_Aim_:
Read the material below and count the lines holding the string "Program". Give that count with nothing added.

[Extracts from a graphics dataset]

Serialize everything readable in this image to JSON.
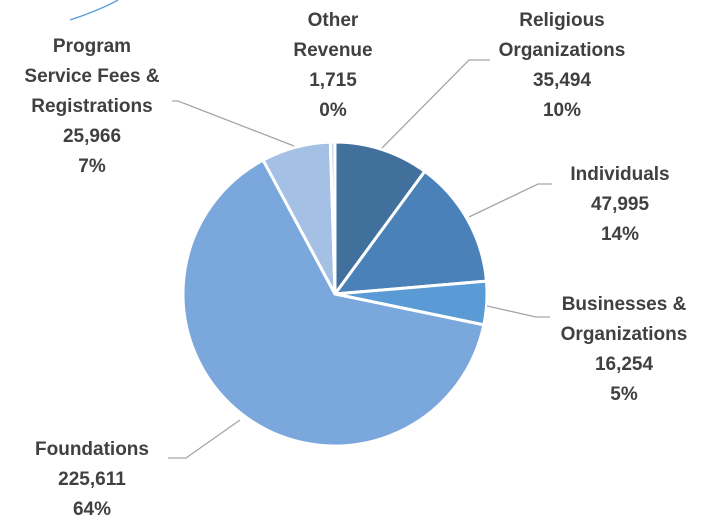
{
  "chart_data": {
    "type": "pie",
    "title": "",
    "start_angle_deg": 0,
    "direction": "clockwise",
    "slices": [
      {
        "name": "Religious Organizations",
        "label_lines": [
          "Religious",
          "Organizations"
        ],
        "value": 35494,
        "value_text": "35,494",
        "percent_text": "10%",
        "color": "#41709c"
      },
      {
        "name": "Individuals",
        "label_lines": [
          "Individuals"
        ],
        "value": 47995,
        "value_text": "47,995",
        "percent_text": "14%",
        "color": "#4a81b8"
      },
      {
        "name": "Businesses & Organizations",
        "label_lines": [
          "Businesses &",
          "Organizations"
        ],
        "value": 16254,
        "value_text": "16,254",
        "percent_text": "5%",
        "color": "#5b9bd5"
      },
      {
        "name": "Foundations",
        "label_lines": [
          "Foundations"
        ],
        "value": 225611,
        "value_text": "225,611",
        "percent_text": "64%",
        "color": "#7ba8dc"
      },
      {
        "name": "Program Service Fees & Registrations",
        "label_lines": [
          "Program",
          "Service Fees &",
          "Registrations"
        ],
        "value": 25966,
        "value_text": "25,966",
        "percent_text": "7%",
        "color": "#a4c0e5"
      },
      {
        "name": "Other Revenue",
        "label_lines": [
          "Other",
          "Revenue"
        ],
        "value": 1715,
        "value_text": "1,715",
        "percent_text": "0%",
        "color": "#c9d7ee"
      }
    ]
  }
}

_Output of the task_:
2